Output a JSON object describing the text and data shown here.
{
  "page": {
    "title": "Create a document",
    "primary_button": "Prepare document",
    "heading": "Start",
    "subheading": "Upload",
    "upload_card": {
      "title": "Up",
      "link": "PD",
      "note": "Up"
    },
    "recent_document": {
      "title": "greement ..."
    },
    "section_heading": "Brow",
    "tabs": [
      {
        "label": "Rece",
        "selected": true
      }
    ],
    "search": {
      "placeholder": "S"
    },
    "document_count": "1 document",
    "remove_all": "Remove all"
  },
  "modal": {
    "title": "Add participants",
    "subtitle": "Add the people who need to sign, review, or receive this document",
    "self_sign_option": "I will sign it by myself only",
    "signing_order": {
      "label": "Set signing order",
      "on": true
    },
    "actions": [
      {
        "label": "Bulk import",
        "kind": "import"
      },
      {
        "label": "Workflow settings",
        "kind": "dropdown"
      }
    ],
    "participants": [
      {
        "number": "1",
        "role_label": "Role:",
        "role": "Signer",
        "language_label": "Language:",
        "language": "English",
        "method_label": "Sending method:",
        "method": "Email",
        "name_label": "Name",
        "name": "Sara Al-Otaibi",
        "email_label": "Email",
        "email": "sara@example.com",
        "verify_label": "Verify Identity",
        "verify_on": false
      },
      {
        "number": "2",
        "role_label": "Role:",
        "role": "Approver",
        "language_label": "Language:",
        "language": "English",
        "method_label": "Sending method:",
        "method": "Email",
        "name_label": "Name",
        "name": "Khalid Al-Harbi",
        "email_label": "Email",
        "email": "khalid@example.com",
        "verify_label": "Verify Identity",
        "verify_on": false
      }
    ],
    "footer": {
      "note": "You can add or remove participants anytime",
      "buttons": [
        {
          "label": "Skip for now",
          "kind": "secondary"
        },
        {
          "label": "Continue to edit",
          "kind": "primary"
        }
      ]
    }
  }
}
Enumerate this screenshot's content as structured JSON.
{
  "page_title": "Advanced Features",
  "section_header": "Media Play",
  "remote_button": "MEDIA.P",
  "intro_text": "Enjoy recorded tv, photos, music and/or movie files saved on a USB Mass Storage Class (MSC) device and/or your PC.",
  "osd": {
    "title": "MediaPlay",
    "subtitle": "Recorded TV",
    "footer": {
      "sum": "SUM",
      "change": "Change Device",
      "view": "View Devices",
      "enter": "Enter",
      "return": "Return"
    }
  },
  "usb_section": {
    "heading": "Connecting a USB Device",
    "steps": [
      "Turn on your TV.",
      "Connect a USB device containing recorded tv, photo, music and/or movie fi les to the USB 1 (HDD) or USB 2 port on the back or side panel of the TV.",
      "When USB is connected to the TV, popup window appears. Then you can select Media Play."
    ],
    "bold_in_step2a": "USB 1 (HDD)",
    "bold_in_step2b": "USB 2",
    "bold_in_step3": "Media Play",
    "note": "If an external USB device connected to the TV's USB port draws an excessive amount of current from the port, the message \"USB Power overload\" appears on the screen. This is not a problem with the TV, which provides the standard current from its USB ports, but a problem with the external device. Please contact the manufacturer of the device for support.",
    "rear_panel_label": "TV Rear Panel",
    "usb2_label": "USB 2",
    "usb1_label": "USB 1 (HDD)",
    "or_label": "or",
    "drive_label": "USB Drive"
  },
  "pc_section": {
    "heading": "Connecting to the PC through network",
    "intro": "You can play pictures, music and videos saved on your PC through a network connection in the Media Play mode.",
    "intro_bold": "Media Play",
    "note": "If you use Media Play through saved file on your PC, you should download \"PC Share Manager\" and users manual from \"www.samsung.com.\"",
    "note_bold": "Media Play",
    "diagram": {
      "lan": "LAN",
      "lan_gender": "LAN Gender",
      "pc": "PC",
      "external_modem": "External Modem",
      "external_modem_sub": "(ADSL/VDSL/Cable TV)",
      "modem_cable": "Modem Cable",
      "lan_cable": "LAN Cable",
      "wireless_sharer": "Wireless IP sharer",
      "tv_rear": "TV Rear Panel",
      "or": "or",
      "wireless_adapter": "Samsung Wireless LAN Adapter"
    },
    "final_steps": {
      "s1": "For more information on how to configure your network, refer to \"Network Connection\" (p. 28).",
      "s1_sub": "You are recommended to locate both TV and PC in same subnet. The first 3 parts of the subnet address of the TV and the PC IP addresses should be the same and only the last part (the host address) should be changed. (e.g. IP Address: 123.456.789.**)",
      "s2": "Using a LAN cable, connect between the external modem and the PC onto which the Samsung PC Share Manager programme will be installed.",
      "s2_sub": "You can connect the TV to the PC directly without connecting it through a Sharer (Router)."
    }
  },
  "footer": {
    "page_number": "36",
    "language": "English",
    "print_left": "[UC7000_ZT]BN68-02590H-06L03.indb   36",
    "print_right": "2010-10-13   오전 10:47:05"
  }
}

§

**What the task asks:** Repeat every entry exactly, please.

**Solved problem:**
Output a JSON object describing the text and data shown here.
{
  "page": {
    "title": "Create a document",
    "primary_button": "Prepare document",
    "heading": "Start",
    "subheading": "Upload",
    "upload_card": {
      "title": "Up",
      "link": "PD",
      "note": "Up"
    },
    "recent_document": {
      "title": "greement ..."
    },
    "section_heading": "Brow",
    "tabs": [
      {
        "label": "Rece",
        "selected": true
      }
    ],
    "search": {
      "placeholder": "S"
    },
    "document_count": "1 document",
    "remove_all": "Remove all"
  },
  "modal": {
    "title": "Add participants",
    "subtitle": "Add the people who need to sign, review, or receive this document",
    "self_sign_option": "I will sign it by myself only",
    "signing_order": {
      "label": "Set signing order",
      "on": true
    },
    "actions": [
      {
        "label": "Bulk import",
        "kind": "import"
      },
      {
        "label": "Workflow settings",
        "kind": "dropdown"
      }
    ],
    "participants": [
      {
        "number": "1",
        "role_label": "Role:",
        "role": "Signer",
        "language_label": "Language:",
        "language": "English",
        "method_label": "Sending method:",
        "method": "Email",
        "name_label": "Name",
        "name": "Sara Al-Otaibi",
        "email_label": "Email",
        "email": "sara@example.com",
        "verify_label": "Verify Identity",
        "verify_on": false
      },
      {
        "number": "2",
        "role_label": "Role:",
        "role": "Approver",
        "language_label": "Language:",
        "language": "English",
        "method_label": "Sending method:",
        "method": "Email",
        "name_label": "Name",
        "name": "Khalid Al-Harbi",
        "email_label": "Email",
        "email": "khalid@example.com",
        "verify_label": "Verify Identity",
        "verify_on": false
      }
    ],
    "footer": {
      "note": "You can add or remove participants anytime",
      "buttons": [
        {
          "label": "Skip for now",
          "kind": "secondary"
        },
        {
          "label": "Continue to edit",
          "kind": "primary"
        }
      ]
    }
  }
}
Enumerate this screenshot's content as structured JSON.
{
  "page_title": "Advanced Features",
  "section_header": "Media Play",
  "remote_button": "MEDIA.P",
  "intro_text": "Enjoy recorded tv, photos, music and/or movie files saved on a USB Mass Storage Class (MSC) device and/or your PC.",
  "osd": {
    "title": "MediaPlay",
    "subtitle": "Recorded TV",
    "footer": {
      "sum": "SUM",
      "change": "Change Device",
      "view": "View Devices",
      "enter": "Enter",
      "return": "Return"
    }
  },
  "usb_section": {
    "heading": "Connecting a USB Device",
    "steps": [
      "Turn on your TV.",
      "Connect a USB device containing recorded tv, photo, music and/or movie fi les to the USB 1 (HDD) or USB 2 port on the back or side panel of the TV.",
      "When USB is connected to the TV, popup window appears. Then you can select Media Play."
    ],
    "bold_in_step2a": "USB 1 (HDD)",
    "bold_in_step2b": "USB 2",
    "bold_in_step3": "Media Play",
    "note": "If an external USB device connected to the TV's USB port draws an excessive amount of current from the port, the message \"USB Power overload\" appears on the screen. This is not a problem with the TV, which provides the standard current from its USB ports, but a problem with the external device. Please contact the manufacturer of the device for support.",
    "rear_panel_label": "TV Rear Panel",
    "usb2_label": "USB 2",
    "usb1_label": "USB 1 (HDD)",
    "or_label": "or",
    "drive_label": "USB Drive"
  },
  "pc_section": {
    "heading": "Connecting to the PC through network",
    "intro": "You can play pictures, music and videos saved on your PC through a network connection in the Media Play mode.",
    "intro_bold": "Media Play",
    "note": "If you use Media Play through saved file on your PC, you should download \"PC Share Manager\" and users manual from \"www.samsung.com.\"",
    "note_bold": "Media Play",
    "diagram": {
      "lan": "LAN",
      "lan_gender": "LAN Gender",
      "pc": "PC",
      "external_modem": "External Modem",
      "external_modem_sub": "(ADSL/VDSL/Cable TV)",
      "modem_cable": "Modem Cable",
      "lan_cable": "LAN Cable",
      "wireless_sharer": "Wireless IP sharer",
      "tv_rear": "TV Rear Panel",
      "or": "or",
      "wireless_adapter": "Samsung Wireless LAN Adapter"
    },
    "final_steps": {
      "s1": "For more information on how to configure your network, refer to \"Network Connection\" (p. 28).",
      "s1_sub": "You are recommended to locate both TV and PC in same subnet. The first 3 parts of the subnet address of the TV and the PC IP addresses should be the same and only the last part (the host address) should be changed. (e.g. IP Address: 123.456.789.**)",
      "s2": "Using a LAN cable, connect between the external modem and the PC onto which the Samsung PC Share Manager programme will be installed.",
      "s2_sub": "You can connect the TV to the PC directly without connecting it through a Sharer (Router)."
    }
  },
  "footer": {
    "page_number": "36",
    "language": "English",
    "print_left": "[UC7000_ZT]BN68-02590H-06L03.indb   36",
    "print_right": "2010-10-13   오전 10:47:05"
  }
}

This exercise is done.